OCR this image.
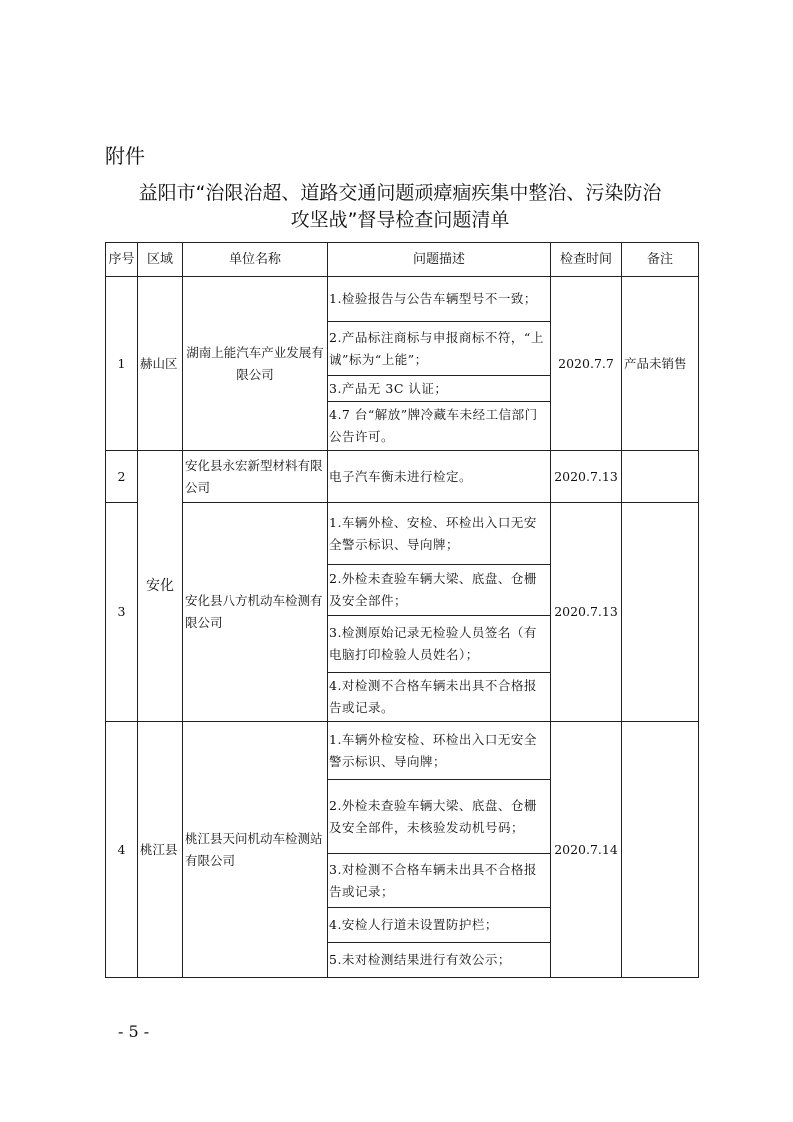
附件
益阳市“治限治超、道路交通问题顽瘴痼疾集中整治、污染防治
攻坚战”督导检查问题清单
序号	区域	单位名称	问题描述	检查时间	备注
1	赫山区	湖南上能汽车产业发展有限公司	1.检验报告与公告车辆型号不一致；	2020.7.7	产品未销售
			2.产品标注商标与申报商标不符，“上诚”标为“上能”；		
			3.产品无 3C 认证；		
			4.7 台“解放”牌冷藏车未经工信部门公告许可。		
2	安化	安化县永宏新型材料有限公司	电子汽车衡未进行检定。	2020.7.13	
3		安化县八方机动车检测有限公司	1.车辆外检、安检、环检出入口无安全警示标识、导向牌；	2020.7.13	
			2.外检未查验车辆大梁、底盘、仓栅及安全部件；		
			3.检测原始记录无检验人员签名（有电脑打印检验人员姓名）；		
			4.对检测不合格车辆未出具不合格报告或记录。		
4	桃江县	桃江县天问机动车检测站有限公司	1.车辆外检安检、环检出入口无安全警示标识、导向牌；	2020.7.14	
			2.外检未查验车辆大梁、底盘、仓栅及安全部件，未核验发动机号码；		
			3.对检测不合格车辆未出具不合格报告或记录；		
			4.安检人行道未设置防护栏；		
			5.未对检测结果进行有效公示；		
- 5 -
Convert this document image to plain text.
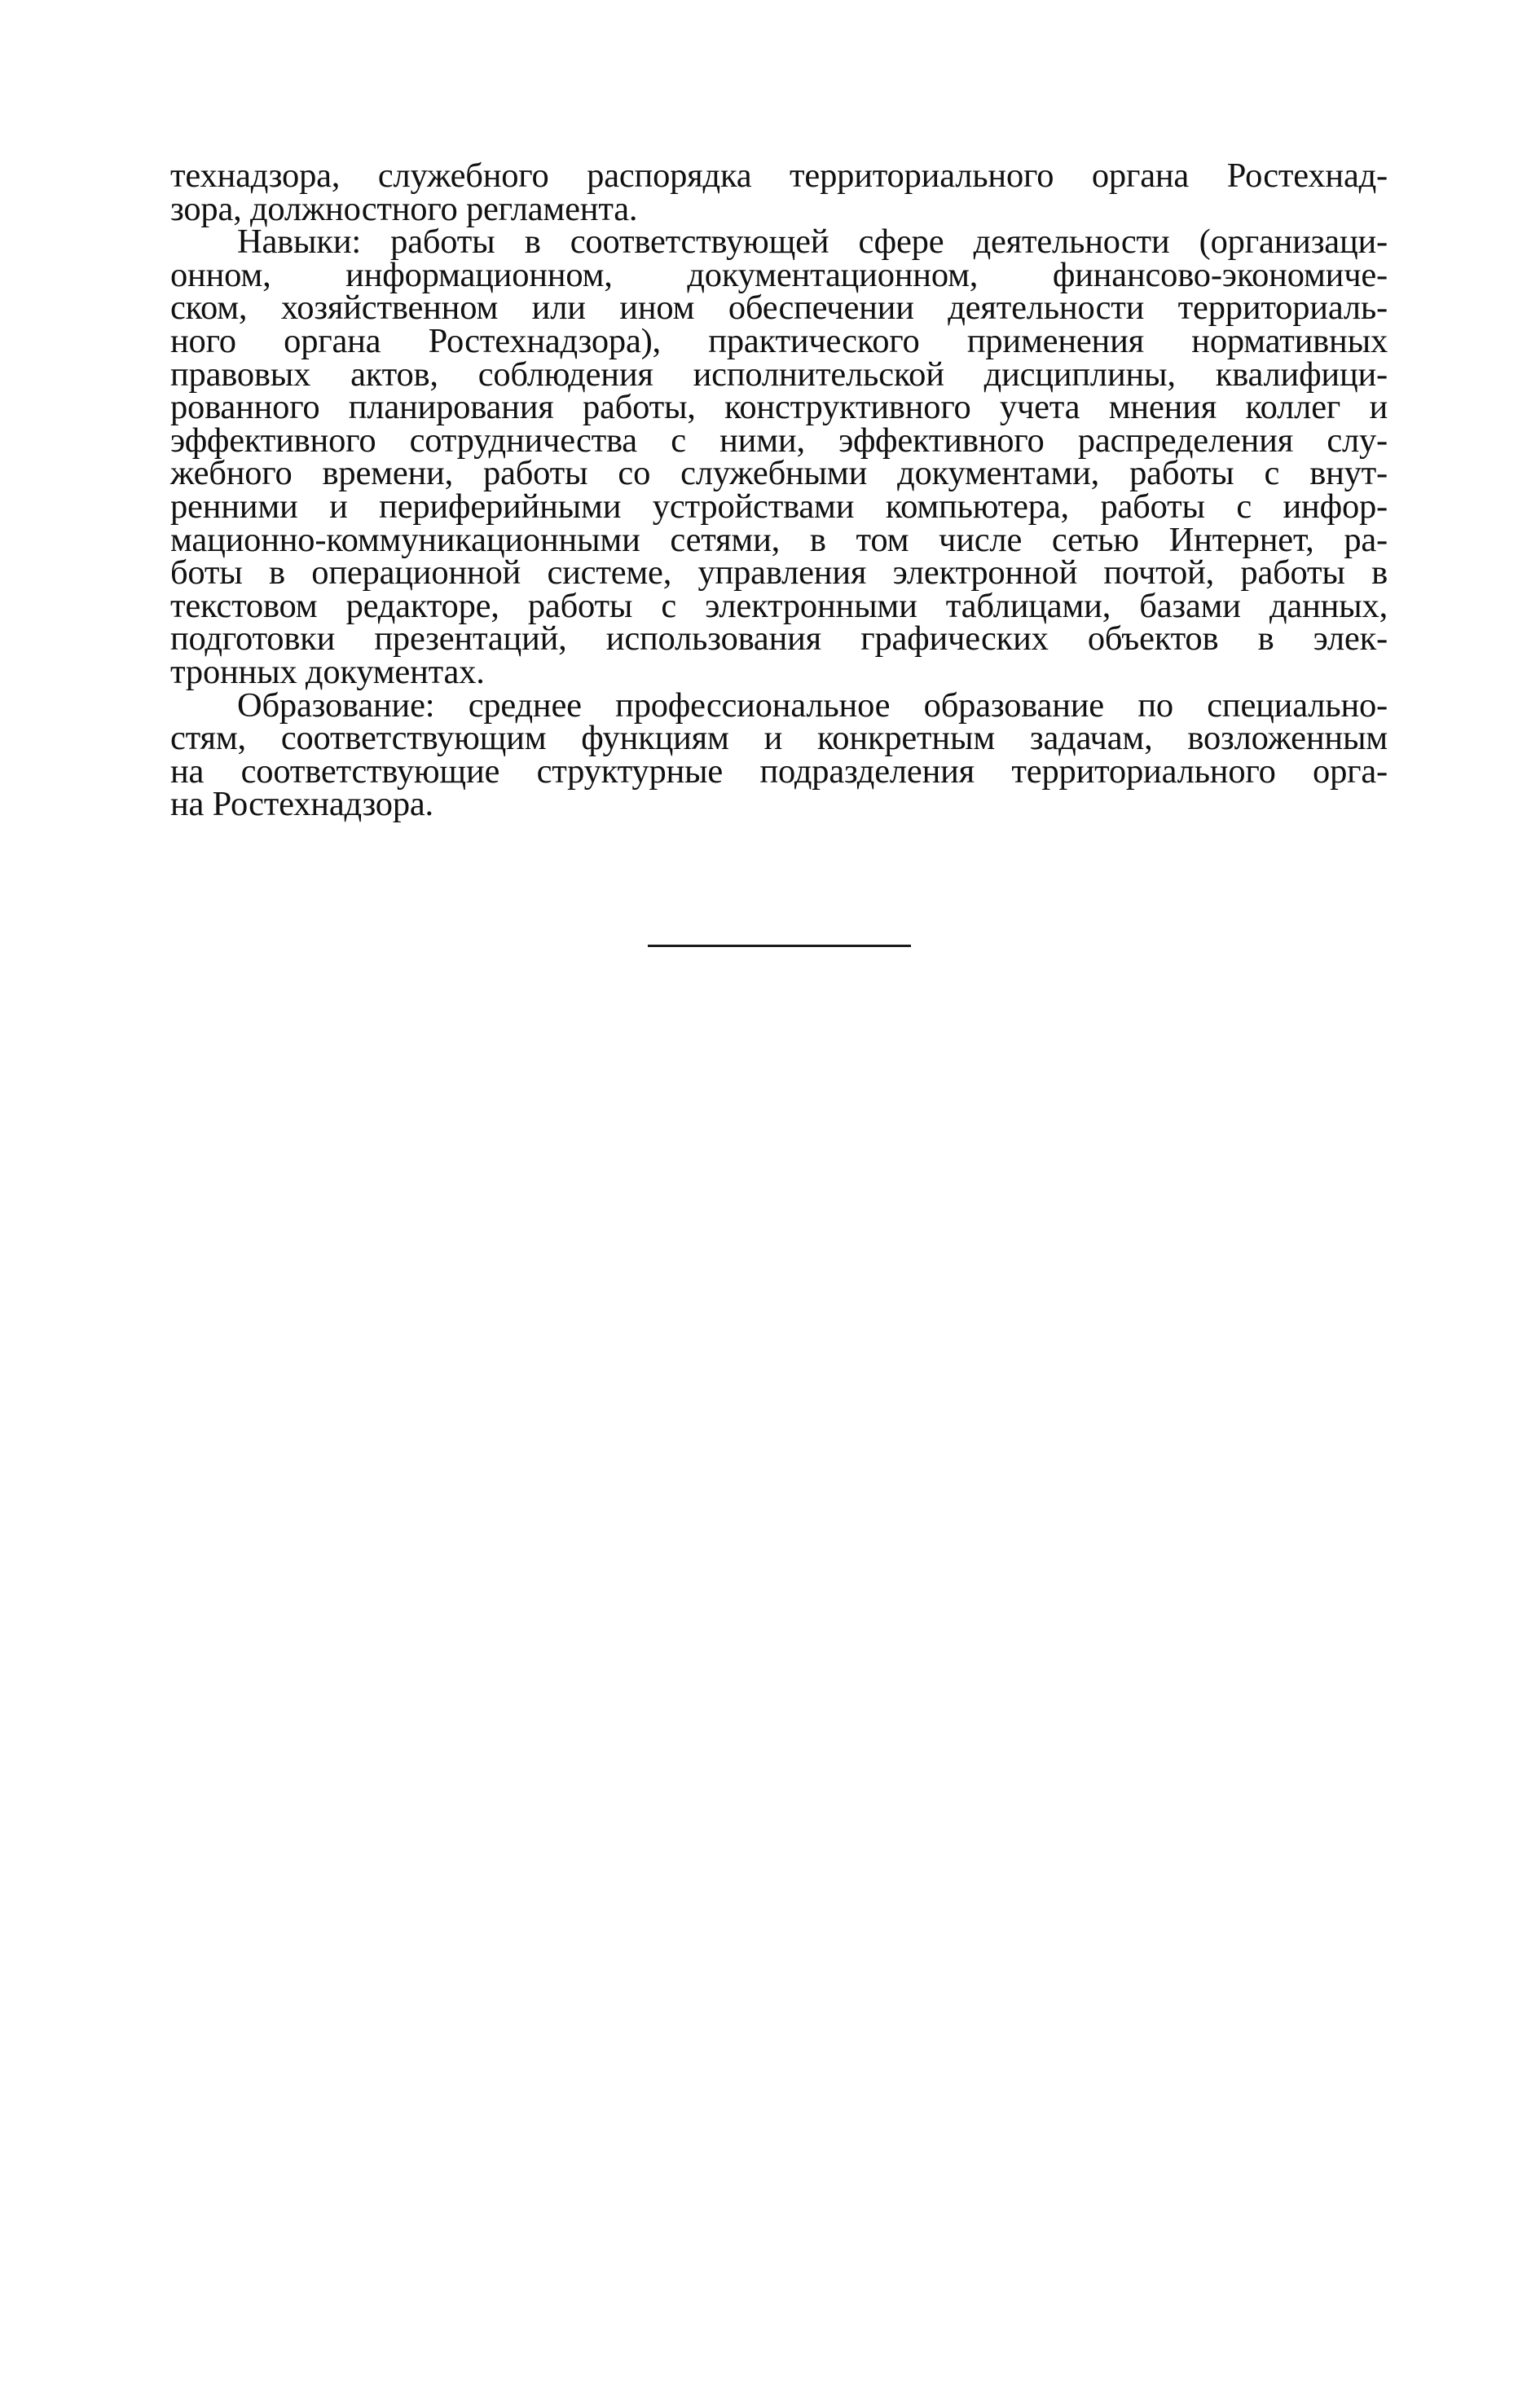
технадзора, служебного распорядка территориального органа Ростехнад-
зора, должностного регламента.
Навыки: работы в соответствующей сфере деятельности (организаци-
онном, информационном, документационном, финансово-экономиче-
ском, хозяйственном или ином обеспечении деятельности территориаль-
ного органа Ростехнадзора), практического применения нормативных
правовых актов, соблюдения исполнительской дисциплины, квалифици-
рованного планирования работы, конструктивного учета мнения коллег и
эффективного сотрудничества с ними, эффективного распределения слу-
жебного времени, работы со служебными документами, работы с внут-
ренними и периферийными устройствами компьютера, работы с инфор-
мационно-коммуникационными сетями, в том числе сетью Интернет, ра-
боты в операционной системе, управления электронной почтой, работы в
текстовом редакторе, работы с электронными таблицами, базами данных,
подготовки презентаций, использования графических объектов в элек-
тронных документах.
Образование: среднее профессиональное образование по специально-
стям, соответствующим функциям и конкретным задачам, возложенным
на соответствующие структурные подразделения территориального орга-
на Ростехнадзора.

◇ ◇ ◇ ◇ ◇

_TASK DETAILS_
Reproduce the entries above word for word. Pictures stay out.

_TASK RESPONSE_
OCR this image.
附件
益阳市“治限治超、道路交通问题顽瘴痼疾集中整治、污染防治
攻坚战”督导检查问题清单
序号	区域	单位名称	问题描述	检查时间	备注
1	赫山区	湖南上能汽车产业发展有限公司	1.检验报告与公告车辆型号不一致；	2020.7.7	产品未销售
			2.产品标注商标与申报商标不符，“上诚”标为“上能”；		
			3.产品无 3C 认证；		
			4.7 台“解放”牌冷藏车未经工信部门公告许可。		
2	安化	安化县永宏新型材料有限公司	电子汽车衡未进行检定。	2020.7.13	
3		安化县八方机动车检测有限公司	1.车辆外检、安检、环检出入口无安全警示标识、导向牌；	2020.7.13	
			2.外检未查验车辆大梁、底盘、仓栅及安全部件；		
			3.检测原始记录无检验人员签名（有电脑打印检验人员姓名）；		
			4.对检测不合格车辆未出具不合格报告或记录。		
4	桃江县	桃江县天问机动车检测站有限公司	1.车辆外检安检、环检出入口无安全警示标识、导向牌；	2020.7.14	
			2.外检未查验车辆大梁、底盘、仓栅及安全部件，未核验发动机号码；		
			3.对检测不合格车辆未出具不合格报告或记录；		
			4.安检人行道未设置防护栏；		
			5.未对检测结果进行有效公示；		
- 5 -
Convert this document image to plain text.
технадзора, служебного распорядка территориального органа Ростехнад-
зора, должностного регламента.
Навыки: работы в соответствующей сфере деятельности (организаци-
онном, информационном, документационном, финансово-экономиче-
ском, хозяйственном или ином обеспечении деятельности территориаль-
ного органа Ростехнадзора), практического применения нормативных
правовых актов, соблюдения исполнительской дисциплины, квалифици-
рованного планирования работы, конструктивного учета мнения коллег и
эффективного сотрудничества с ними, эффективного распределения слу-
жебного времени, работы со служебными документами, работы с внут-
ренними и периферийными устройствами компьютера, работы с инфор-
мационно-коммуникационными сетями, в том числе сетью Интернет, ра-
боты в операционной системе, управления электронной почтой, работы в
текстовом редакторе, работы с электронными таблицами, базами данных,
подготовки презентаций, использования графических объектов в элек-
тронных документах.
Образование: среднее профессиональное образование по специально-
стям, соответствующим функциям и конкретным задачам, возложенным
на соответствующие структурные подразделения территориального орга-
на Ростехнадзора.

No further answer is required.